Tasks for this exercise:
1 > Translate this sentence from the commentary on the coronavirus shutdown into Spanish: "Pressure will build to open up the economy."
2 > In the commentary on the coronavirus shutdown, what death estimates for the United States and the United Kingdom are said to be getting dialed back?
3 > Continue the commentary on the coronavirus shutdown, starting after its last sentence.

Top of Source extract

Setting the scene: The global economy is frozen in place. Production has stopped. It is becoming clearer now that the coronavirus is not nearly as deadly as initially reported. Frantic government-sponsored fear-mongers are now dialing back their Armageddon estimates of 1.2 million dead in the United States and 250,000 in the United Kingdom. Turns out that up to 2/3rd of fatalities are people who probably would have died within the year anyway. This is sad, but it it does not warrant shutting down everyone’s lives over it. I wonder how many people in their 80’s and 90’s die of the common cold.
As testing escalates and we find more asymptomatic carriers and people with mild symptoms, the fatality rate will continue to fall and we are going to be inundated with headlines about how COVID-19 is not really as bad as we thought it was. Pressure will build to open up the economy. Stock markets already seem to be anticipating this with an incredibly strong bounce off lows at the beginning of the week.

Bottom of Source extract
Top of Dataset content

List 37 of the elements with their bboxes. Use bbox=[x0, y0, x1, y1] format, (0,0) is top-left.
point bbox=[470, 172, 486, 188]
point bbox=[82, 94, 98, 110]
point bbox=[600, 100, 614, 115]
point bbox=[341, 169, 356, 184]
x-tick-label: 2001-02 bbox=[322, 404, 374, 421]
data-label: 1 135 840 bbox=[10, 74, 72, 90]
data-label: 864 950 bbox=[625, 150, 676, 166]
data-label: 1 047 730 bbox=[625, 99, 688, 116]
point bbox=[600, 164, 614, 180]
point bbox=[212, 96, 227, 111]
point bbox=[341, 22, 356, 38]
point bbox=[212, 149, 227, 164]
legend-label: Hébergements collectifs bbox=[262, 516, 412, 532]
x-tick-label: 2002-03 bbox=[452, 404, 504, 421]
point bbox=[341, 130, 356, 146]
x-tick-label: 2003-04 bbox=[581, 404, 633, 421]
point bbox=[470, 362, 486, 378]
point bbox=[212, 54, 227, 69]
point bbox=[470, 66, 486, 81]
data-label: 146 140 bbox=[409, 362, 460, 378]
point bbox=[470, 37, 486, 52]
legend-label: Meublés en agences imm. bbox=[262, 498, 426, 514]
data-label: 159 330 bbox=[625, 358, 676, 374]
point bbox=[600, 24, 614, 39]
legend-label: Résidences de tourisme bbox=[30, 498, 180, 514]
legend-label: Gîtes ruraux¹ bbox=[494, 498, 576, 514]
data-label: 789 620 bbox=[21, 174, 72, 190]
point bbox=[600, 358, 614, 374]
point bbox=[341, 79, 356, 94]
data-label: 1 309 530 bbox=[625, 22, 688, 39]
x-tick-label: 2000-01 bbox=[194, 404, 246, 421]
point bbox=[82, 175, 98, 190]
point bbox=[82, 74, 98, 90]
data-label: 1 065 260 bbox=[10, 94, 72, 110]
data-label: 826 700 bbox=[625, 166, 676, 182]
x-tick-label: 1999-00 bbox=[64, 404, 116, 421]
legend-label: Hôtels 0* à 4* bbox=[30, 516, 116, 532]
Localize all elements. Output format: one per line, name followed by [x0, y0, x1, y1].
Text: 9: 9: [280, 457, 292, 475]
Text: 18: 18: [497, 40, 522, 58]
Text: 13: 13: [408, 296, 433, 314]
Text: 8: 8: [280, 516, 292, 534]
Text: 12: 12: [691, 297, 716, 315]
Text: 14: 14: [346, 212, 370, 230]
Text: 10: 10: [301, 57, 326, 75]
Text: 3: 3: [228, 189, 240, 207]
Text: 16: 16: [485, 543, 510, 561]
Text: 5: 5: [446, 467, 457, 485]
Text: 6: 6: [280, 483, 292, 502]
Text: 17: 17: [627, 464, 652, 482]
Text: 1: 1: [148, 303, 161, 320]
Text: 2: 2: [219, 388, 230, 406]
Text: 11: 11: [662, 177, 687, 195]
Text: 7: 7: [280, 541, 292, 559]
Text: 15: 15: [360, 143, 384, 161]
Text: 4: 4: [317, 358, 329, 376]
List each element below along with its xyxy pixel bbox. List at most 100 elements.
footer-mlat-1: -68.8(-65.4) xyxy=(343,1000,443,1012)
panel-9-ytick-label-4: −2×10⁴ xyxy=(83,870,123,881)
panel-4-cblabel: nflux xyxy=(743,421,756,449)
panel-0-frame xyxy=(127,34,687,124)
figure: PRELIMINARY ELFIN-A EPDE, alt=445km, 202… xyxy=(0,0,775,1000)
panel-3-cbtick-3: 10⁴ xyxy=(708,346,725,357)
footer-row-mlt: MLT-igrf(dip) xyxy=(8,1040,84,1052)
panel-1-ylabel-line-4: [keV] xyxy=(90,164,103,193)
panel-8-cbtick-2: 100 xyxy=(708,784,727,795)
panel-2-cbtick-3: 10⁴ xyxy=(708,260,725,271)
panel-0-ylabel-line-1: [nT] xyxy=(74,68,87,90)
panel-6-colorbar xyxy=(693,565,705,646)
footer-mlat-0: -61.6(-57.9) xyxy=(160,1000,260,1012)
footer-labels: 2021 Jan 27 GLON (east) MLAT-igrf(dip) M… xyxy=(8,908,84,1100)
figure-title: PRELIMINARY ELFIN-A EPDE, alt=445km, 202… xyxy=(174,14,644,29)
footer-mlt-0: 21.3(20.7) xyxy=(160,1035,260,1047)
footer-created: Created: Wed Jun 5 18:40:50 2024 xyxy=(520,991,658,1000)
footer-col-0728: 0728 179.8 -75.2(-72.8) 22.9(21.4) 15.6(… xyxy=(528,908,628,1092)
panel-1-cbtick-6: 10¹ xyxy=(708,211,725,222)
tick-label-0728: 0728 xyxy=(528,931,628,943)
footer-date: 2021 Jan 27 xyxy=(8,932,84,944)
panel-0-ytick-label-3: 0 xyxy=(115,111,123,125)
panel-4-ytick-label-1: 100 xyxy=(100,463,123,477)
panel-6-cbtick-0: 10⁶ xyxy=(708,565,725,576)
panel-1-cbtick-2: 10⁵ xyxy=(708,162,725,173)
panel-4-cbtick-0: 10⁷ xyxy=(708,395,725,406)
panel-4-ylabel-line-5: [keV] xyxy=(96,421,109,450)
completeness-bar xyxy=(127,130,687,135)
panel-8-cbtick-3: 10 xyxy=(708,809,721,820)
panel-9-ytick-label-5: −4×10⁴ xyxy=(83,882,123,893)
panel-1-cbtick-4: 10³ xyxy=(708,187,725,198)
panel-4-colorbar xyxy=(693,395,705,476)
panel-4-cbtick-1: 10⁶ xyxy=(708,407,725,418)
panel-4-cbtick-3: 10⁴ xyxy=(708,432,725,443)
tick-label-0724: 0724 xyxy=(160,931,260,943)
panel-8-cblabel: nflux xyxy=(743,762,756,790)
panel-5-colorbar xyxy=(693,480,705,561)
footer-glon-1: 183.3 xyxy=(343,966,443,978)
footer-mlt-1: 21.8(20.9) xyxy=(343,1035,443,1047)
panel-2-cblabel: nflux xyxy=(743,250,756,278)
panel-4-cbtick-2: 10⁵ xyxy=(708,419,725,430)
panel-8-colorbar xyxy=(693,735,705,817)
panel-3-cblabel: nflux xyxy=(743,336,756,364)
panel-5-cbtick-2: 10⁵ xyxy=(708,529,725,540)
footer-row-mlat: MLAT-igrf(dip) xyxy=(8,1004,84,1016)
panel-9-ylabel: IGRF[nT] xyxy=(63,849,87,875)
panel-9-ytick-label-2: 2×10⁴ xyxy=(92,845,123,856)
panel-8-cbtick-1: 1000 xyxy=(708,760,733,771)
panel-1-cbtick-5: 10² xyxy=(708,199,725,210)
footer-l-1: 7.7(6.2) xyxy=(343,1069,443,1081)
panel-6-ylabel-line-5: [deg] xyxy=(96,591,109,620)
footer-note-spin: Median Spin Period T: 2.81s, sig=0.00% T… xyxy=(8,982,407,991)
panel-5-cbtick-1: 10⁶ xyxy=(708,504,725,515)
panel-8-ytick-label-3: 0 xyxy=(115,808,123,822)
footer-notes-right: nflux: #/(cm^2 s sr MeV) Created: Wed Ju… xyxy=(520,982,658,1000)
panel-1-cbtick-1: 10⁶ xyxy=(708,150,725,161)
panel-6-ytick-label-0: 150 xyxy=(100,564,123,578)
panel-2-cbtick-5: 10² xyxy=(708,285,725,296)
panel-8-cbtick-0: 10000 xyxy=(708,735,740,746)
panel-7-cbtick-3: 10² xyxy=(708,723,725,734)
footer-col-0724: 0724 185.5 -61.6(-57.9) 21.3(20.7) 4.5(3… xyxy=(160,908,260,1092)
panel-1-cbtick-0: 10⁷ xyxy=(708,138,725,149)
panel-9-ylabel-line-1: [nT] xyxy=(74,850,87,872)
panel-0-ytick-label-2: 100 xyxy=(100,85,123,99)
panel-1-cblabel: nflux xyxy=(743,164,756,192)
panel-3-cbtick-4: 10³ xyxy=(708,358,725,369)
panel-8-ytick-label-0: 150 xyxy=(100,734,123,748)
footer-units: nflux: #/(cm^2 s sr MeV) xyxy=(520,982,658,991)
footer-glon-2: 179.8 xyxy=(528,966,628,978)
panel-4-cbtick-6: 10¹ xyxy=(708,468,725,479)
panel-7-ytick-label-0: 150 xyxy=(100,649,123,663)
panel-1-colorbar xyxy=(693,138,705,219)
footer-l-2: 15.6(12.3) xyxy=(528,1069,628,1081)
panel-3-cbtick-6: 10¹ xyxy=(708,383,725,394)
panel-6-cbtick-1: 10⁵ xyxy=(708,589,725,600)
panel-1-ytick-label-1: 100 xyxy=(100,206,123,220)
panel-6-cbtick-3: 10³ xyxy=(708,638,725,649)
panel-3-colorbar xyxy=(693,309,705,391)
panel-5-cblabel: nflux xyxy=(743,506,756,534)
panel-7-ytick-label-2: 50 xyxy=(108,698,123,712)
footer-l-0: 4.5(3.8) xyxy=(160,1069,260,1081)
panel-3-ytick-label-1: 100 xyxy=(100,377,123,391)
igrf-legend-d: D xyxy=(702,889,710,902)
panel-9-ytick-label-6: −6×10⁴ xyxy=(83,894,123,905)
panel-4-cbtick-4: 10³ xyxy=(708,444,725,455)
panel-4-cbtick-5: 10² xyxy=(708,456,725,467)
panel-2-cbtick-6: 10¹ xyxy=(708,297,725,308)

Bottom of Dataset content

Written answers:
1 > Aumentará la presión para reabrir la economía.

2 > 1.2 million dead in the United States and 250,000 in the United Kingdom.

3 >
Here’s how things are likely to proceed from here and what you can do to make a few bucks off this before everything collapses again. First of all, we must accept that we are not headed back to where we were before. Everything is different now. The jig is up. Central banks are now printing infinite amounts of paper currency. The Fed’s balance sheet is now at $5.25 trillion, up over $1 trillion since March 4, by far no question the fastest rate of money printing ever. Mark my words – this rate will increase faster, and faster, and faster still. It will not stop until the dollar is dead. Central banks are locked in kamikaze mode now. BUT – there may be a few weeks to a few months before people realize this and come to terms with the terrible conclusion that the fiat dollar reserve standard, and with it every other unbacked paper currency in the world based on it, is now in its final days.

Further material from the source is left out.